Reading passage.

▬▬▬

The security sources said the explosion was massive and a part of the building had caved in.
“The majority of the casualties are from the police,” Omar al-Shawatsi, the governor of Daqahleya, of which Mansoura is the capital, told state media.
The impact of the explosion was felt around 20 kilometres (12 miles) away and shattered windows of nearby buildings, the security sources said.
The head of security for Daqahleya, Sami El-Mihi, was wounded in the blast and two of his aides were killed, security sources said.
An AFP correspondent at the scene said the building’s facade had been ripped off by the impact.
The wreckage of an armoured police car stood nearby, while at least 10 civilian cars were damaged and a nearby building completely collapsed, he said.
Angry residents of the area vented fury at the Muslim Brotherhood.
“The Muslim Brotherhood is an international terrorist organisation. They are responsible for what happened in Mansoura,” said Hamada Arafat, a school teacher told AFP.
“They are now adopting tactics like Al-Qaeda.”
There has been widespread bloodshed in Egypt since Morsi’s July 3 ouster.
He was removed from power after massive street protests against his turbulent one-year rule, with millions accusing him of power-grabbing and economic mismanagement.
Since then more than 1,000 people have been killed in a government crackdown on his supporters, including hundreds on August 14 in Cairo when police stormed two protest camps of his Islamist supporters.
The crackdown has also seen thousands of Islamists, including the entire leadership of the Brotherhood, arrested.
The movement’s top leaders — including its supreme guide, Mohamed Badie — have been put on trial. Morsi too is on trial over several charges including some related to the deaths of protesters during his presidency.
Egyptian prosecutors and officials say the Muslim Brotherhood has links with Islamist militants who have stepped up attacks on security forces across the country but mainly in the restive Sinai Peninsula.
Brotherhood condemns bombing
Beblawi said Tuesday’s bomb attack was an attempt to thwart the country’s steps towards democracy and declared the Brotherhood a terrorist group.

▬▬▬

Provided information.

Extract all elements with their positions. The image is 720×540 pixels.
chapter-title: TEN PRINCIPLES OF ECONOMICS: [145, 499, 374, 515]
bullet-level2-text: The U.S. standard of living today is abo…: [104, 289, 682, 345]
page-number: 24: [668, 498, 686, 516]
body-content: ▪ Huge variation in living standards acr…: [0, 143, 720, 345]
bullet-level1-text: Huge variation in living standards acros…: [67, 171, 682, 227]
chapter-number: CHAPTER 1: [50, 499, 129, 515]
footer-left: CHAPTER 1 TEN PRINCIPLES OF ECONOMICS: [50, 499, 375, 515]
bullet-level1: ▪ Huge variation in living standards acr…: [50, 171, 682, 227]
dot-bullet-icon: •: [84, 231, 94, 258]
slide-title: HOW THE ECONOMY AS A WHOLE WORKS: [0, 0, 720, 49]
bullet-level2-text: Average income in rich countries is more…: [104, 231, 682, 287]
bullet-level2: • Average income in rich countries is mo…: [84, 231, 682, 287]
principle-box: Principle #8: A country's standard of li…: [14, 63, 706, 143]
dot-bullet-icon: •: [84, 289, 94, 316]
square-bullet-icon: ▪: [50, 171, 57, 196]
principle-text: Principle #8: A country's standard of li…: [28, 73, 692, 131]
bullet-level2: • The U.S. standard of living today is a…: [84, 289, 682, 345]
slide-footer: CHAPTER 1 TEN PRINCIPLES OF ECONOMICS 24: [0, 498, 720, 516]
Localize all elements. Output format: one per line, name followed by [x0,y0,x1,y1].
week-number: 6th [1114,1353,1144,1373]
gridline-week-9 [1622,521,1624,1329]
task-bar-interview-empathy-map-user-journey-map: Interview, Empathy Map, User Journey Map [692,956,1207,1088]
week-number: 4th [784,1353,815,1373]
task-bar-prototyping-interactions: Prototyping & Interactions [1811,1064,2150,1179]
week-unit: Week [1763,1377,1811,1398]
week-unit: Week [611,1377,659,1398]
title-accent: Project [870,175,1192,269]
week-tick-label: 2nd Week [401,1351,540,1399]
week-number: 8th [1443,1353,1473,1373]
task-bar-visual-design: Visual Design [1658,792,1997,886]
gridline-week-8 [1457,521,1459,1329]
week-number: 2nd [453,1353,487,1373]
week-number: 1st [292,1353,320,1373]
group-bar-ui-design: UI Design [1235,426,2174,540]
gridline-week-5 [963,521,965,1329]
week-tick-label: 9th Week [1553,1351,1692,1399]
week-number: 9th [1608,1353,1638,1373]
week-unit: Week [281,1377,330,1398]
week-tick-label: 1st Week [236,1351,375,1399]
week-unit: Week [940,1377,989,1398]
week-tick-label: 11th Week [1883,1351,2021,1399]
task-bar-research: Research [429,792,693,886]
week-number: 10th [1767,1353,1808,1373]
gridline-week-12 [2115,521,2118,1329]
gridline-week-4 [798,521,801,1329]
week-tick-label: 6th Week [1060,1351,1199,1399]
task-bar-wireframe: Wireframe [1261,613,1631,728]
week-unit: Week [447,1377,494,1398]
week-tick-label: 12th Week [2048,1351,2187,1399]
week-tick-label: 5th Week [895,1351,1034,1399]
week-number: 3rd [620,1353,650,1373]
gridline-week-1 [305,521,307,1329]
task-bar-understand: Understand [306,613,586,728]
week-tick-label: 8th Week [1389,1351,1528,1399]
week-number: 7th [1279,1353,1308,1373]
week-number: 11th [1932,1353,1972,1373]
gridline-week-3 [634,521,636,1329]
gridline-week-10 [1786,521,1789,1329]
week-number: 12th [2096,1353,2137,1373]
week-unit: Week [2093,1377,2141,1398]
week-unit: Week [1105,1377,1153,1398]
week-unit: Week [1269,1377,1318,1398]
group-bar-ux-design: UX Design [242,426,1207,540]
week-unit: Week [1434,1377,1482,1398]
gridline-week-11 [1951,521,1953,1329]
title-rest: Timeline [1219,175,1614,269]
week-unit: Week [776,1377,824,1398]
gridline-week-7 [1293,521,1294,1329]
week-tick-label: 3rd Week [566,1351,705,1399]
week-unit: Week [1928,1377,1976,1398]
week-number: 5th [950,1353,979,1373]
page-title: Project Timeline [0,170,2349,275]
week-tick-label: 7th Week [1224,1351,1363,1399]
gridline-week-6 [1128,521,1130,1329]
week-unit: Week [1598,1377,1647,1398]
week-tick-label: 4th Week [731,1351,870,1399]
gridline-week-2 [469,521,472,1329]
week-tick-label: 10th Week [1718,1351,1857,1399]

▬▬▬

Directives.
- A) Reproduce the Mansoura bombing article from "The wreckage of" up to and including "and economic mismanagement.".
- B) Write what comes next in the Mansoura bombing article, starting after its final sentence.
The material comes from a separate source.

Responses by task.
- A)
The wreckage of an armoured police car stood nearby, while at least 10 civilian cars were damaged and a nearby building completely collapsed, he said.
Angry residents of the area vented fury at the Muslim Brotherhood.
“The Muslim Brotherhood is an international terrorist organisation. They are responsible for what happened in Mansoura,” said Hamada Arafat, a school teacher told AFP.
“They are now adopting tactics like Al-Qaeda.”
There has been widespread bloodshed in Egypt since Morsi’s July 3 ouster.
He was removed from power after massive street protests against his turbulent one-year rule, with millions accusing him of power-grabbing and economic mismanagement.

- B)
“Prime minister Beblawi has declared the Muslim Brotherhood as a terrorist organisation,” state news agency MENA quoted the premier’s spokesman Sherif Showky as saying.
The declaration could have significant political impact ahead of the referendum, but will not have much legal impact as the group has already been banned by an Egyptian court.
In a separate statement released by MENA later, Beblawi said that “terrorism will not succeed in derailing the implementation of the road map”, but did not mention the Brotherhood by name.
The 85-year-old Muslim Brotherhood, a political and social movement, prevailed in a series of polls following the overthrow of longtime dictator Hosni Mubarak in 2011, and Morsi became the country’s first freely elected leader after winning elections last year.
On Tuesday the Brotherhood condemned the bombing “in the strongest possible terms”, and also lashed out at Beblawi.
“It is no surprise that Beblawi, the military junta’s puppet prime minister, has decided to exploit the blood of innocent Egyptians through inflammatory statements designed to create further violence, chaos and instability,” the movement said in a statement.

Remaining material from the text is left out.